◆ **Stored items**
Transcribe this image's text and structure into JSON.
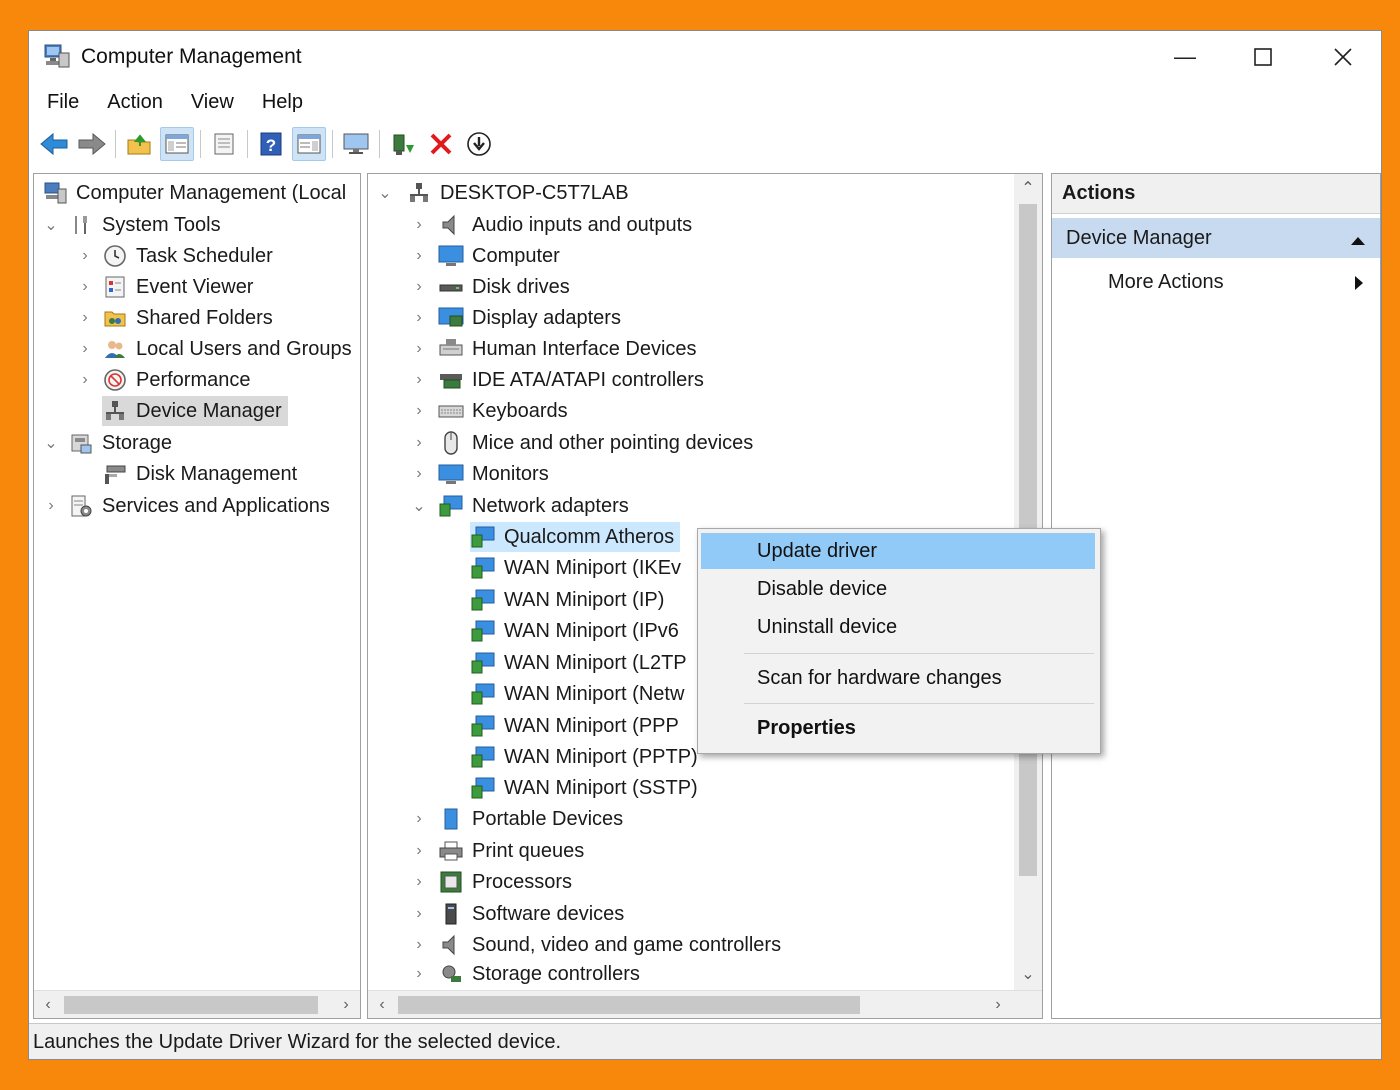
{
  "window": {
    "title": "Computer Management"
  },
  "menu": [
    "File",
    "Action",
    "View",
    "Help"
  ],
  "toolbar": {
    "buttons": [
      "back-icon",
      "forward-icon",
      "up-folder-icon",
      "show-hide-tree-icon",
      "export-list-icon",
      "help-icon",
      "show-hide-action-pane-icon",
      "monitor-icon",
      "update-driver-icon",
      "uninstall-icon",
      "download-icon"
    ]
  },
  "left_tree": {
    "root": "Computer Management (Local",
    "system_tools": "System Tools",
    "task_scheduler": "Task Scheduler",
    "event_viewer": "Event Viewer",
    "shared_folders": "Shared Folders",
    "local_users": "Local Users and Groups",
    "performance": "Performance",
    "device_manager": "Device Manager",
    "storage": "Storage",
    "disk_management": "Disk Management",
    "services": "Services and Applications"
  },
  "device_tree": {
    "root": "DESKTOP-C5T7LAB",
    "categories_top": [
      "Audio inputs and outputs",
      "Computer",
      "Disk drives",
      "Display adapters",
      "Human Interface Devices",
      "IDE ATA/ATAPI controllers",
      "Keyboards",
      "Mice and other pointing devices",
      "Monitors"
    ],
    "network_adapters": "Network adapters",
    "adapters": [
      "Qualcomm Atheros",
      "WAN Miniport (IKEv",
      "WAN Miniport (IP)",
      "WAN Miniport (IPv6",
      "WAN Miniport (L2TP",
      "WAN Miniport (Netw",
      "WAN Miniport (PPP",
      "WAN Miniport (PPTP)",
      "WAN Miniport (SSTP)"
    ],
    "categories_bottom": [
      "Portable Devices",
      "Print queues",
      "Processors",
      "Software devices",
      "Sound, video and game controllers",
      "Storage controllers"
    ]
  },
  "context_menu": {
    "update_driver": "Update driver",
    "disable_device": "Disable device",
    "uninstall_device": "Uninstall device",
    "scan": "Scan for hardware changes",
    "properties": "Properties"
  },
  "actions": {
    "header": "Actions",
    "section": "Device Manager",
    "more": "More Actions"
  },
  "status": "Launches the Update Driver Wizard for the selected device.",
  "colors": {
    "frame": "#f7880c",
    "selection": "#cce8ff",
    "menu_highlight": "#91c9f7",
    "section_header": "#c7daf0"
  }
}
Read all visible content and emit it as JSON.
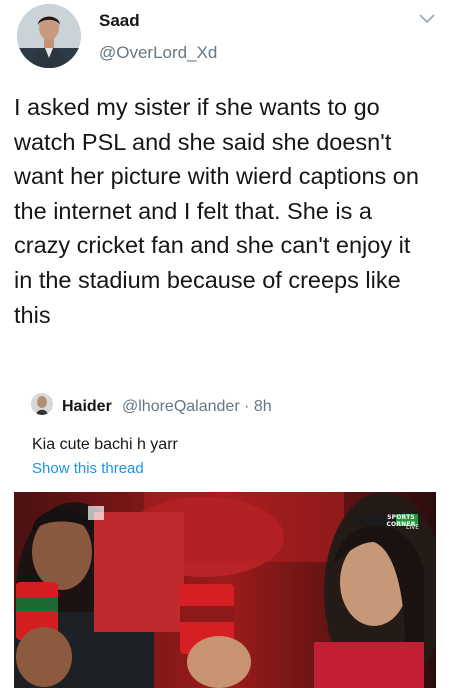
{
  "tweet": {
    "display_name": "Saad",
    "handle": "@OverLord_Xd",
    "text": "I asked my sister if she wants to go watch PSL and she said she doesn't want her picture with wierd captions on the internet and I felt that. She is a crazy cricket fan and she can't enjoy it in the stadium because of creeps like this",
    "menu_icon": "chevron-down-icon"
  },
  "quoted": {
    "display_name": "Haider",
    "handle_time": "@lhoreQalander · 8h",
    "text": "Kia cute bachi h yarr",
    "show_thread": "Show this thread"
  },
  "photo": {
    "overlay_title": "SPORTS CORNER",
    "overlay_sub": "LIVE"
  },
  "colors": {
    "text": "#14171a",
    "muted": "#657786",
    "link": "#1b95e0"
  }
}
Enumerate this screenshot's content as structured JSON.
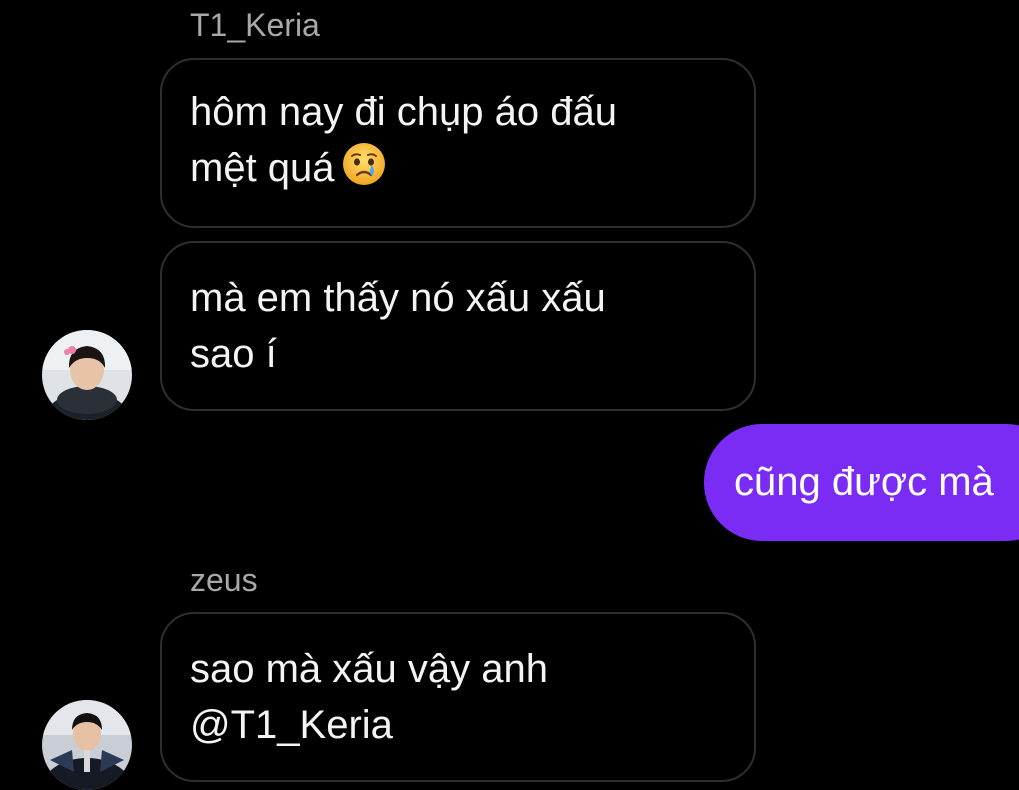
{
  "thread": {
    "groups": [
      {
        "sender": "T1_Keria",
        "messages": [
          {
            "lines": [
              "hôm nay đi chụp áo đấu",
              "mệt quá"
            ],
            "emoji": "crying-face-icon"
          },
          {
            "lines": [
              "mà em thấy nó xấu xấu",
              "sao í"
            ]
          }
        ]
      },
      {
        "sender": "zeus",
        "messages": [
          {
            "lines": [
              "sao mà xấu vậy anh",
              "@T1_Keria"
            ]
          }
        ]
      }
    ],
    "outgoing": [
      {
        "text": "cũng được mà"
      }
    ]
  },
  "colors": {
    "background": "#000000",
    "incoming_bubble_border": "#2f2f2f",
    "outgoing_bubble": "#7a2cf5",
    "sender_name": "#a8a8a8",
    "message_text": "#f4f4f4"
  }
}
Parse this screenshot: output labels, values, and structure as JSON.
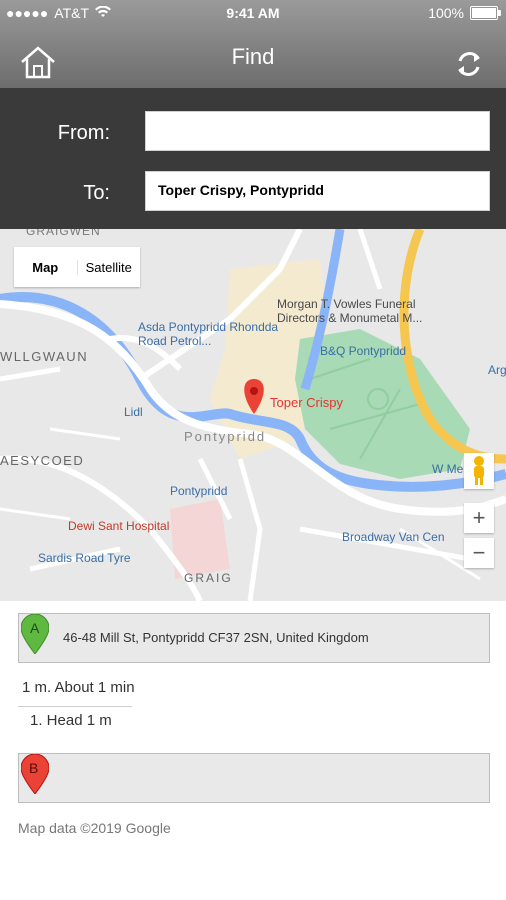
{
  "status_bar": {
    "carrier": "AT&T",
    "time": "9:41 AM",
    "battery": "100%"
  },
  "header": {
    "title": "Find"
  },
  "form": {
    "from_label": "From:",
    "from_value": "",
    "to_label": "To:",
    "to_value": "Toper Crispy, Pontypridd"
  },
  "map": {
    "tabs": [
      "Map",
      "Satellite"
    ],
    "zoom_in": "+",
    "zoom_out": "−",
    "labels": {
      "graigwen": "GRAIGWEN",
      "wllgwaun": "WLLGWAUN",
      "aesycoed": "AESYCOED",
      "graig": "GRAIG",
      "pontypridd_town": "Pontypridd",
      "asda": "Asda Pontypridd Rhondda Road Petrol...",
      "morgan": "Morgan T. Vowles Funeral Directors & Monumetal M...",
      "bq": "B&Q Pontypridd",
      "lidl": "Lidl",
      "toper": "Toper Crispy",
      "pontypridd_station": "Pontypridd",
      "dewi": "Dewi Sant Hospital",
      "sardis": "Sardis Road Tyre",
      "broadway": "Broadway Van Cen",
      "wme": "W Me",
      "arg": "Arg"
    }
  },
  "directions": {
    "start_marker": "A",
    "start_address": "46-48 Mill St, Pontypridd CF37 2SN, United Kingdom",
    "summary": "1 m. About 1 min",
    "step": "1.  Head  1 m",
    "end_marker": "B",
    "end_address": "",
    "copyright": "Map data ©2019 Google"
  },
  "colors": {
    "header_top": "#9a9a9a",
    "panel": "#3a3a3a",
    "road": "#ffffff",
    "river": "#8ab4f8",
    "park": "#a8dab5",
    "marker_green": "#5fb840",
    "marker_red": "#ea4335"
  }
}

◆ **What is needed**
Leave the pictures out and write out every entry exactly as given.

◆ **Finished exercise**
Transcribe this image's text and structure into JSON.
{
  "window": {
    "title": "Computer Management"
  },
  "menu": [
    "File",
    "Action",
    "View",
    "Help"
  ],
  "toolbar": {
    "buttons": [
      "back-icon",
      "forward-icon",
      "up-folder-icon",
      "show-hide-tree-icon",
      "export-list-icon",
      "help-icon",
      "show-hide-action-pane-icon",
      "monitor-icon",
      "update-driver-icon",
      "uninstall-icon",
      "download-icon"
    ]
  },
  "left_tree": {
    "root": "Computer Management (Local",
    "system_tools": "System Tools",
    "task_scheduler": "Task Scheduler",
    "event_viewer": "Event Viewer",
    "shared_folders": "Shared Folders",
    "local_users": "Local Users and Groups",
    "performance": "Performance",
    "device_manager": "Device Manager",
    "storage": "Storage",
    "disk_management": "Disk Management",
    "services": "Services and Applications"
  },
  "device_tree": {
    "root": "DESKTOP-C5T7LAB",
    "categories_top": [
      "Audio inputs and outputs",
      "Computer",
      "Disk drives",
      "Display adapters",
      "Human Interface Devices",
      "IDE ATA/ATAPI controllers",
      "Keyboards",
      "Mice and other pointing devices",
      "Monitors"
    ],
    "network_adapters": "Network adapters",
    "adapters": [
      "Qualcomm Atheros",
      "WAN Miniport (IKEv",
      "WAN Miniport (IP)",
      "WAN Miniport (IPv6",
      "WAN Miniport (L2TP",
      "WAN Miniport (Netw",
      "WAN Miniport (PPP",
      "WAN Miniport (PPTP)",
      "WAN Miniport (SSTP)"
    ],
    "categories_bottom": [
      "Portable Devices",
      "Print queues",
      "Processors",
      "Software devices",
      "Sound, video and game controllers",
      "Storage controllers"
    ]
  },
  "context_menu": {
    "update_driver": "Update driver",
    "disable_device": "Disable device",
    "uninstall_device": "Uninstall device",
    "scan": "Scan for hardware changes",
    "properties": "Properties"
  },
  "actions": {
    "header": "Actions",
    "section": "Device Manager",
    "more": "More Actions"
  },
  "status": "Launches the Update Driver Wizard for the selected device.",
  "colors": {
    "frame": "#f7880c",
    "selection": "#cce8ff",
    "menu_highlight": "#91c9f7",
    "section_header": "#c7daf0"
  }
}
Read all visible content and emit it as JSON.
{
  "tweet": {
    "display_name": "Saad",
    "handle": "@OverLord_Xd",
    "text": "I asked my sister if she wants to go watch PSL and she said she doesn't want her picture with wierd captions on the internet and I felt that. She is a crazy cricket fan and she can't enjoy it in the stadium because of creeps like this",
    "menu_icon": "chevron-down-icon"
  },
  "quoted": {
    "display_name": "Haider",
    "handle_time": "@lhoreQalander · 8h",
    "text": "Kia cute bachi h yarr",
    "show_thread": "Show this thread"
  },
  "photo": {
    "overlay_title": "SPORTS CORNER",
    "overlay_sub": "LIVE"
  },
  "colors": {
    "text": "#14171a",
    "muted": "#657786",
    "link": "#1b95e0"
  }
}
Enumerate this screenshot's content as structured JSON.
{
  "thread": {
    "groups": [
      {
        "sender": "T1_Keria",
        "messages": [
          {
            "lines": [
              "hôm nay đi chụp áo đấu",
              "mệt quá"
            ],
            "emoji": "crying-face-icon"
          },
          {
            "lines": [
              "mà em thấy nó xấu xấu",
              "sao í"
            ]
          }
        ]
      },
      {
        "sender": "zeus",
        "messages": [
          {
            "lines": [
              "sao mà xấu vậy anh",
              "@T1_Keria"
            ]
          }
        ]
      }
    ],
    "outgoing": [
      {
        "text": "cũng được mà"
      }
    ]
  },
  "colors": {
    "background": "#000000",
    "incoming_bubble_border": "#2f2f2f",
    "outgoing_bubble": "#7a2cf5",
    "sender_name": "#a8a8a8",
    "message_text": "#f4f4f4"
  }
}
Parse this screenshot: output labels, values, and structure as JSON.
{
  "status_bar": {
    "carrier": "AT&T",
    "time": "9:41 AM",
    "battery": "100%"
  },
  "header": {
    "title": "Find"
  },
  "form": {
    "from_label": "From:",
    "from_value": "",
    "to_label": "To:",
    "to_value": "Toper Crispy, Pontypridd"
  },
  "map": {
    "tabs": [
      "Map",
      "Satellite"
    ],
    "zoom_in": "+",
    "zoom_out": "−",
    "labels": {
      "graigwen": "GRAIGWEN",
      "wllgwaun": "WLLGWAUN",
      "aesycoed": "AESYCOED",
      "graig": "GRAIG",
      "pontypridd_town": "Pontypridd",
      "asda": "Asda Pontypridd Rhondda Road Petrol...",
      "morgan": "Morgan T. Vowles Funeral Directors & Monumetal M...",
      "bq": "B&Q Pontypridd",
      "lidl": "Lidl",
      "toper": "Toper Crispy",
      "pontypridd_station": "Pontypridd",
      "dewi": "Dewi Sant Hospital",
      "sardis": "Sardis Road Tyre",
      "broadway": "Broadway Van Cen",
      "wme": "W Me",
      "arg": "Arg"
    }
  },
  "directions": {
    "start_marker": "A",
    "start_address": "46-48 Mill St, Pontypridd CF37 2SN, United Kingdom",
    "summary": "1 m. About 1 min",
    "step": "1.  Head  1 m",
    "end_marker": "B",
    "end_address": "",
    "copyright": "Map data ©2019 Google"
  },
  "colors": {
    "header_top": "#9a9a9a",
    "panel": "#3a3a3a",
    "road": "#ffffff",
    "river": "#8ab4f8",
    "park": "#a8dab5",
    "marker_green": "#5fb840",
    "marker_red": "#ea4335"
  }
}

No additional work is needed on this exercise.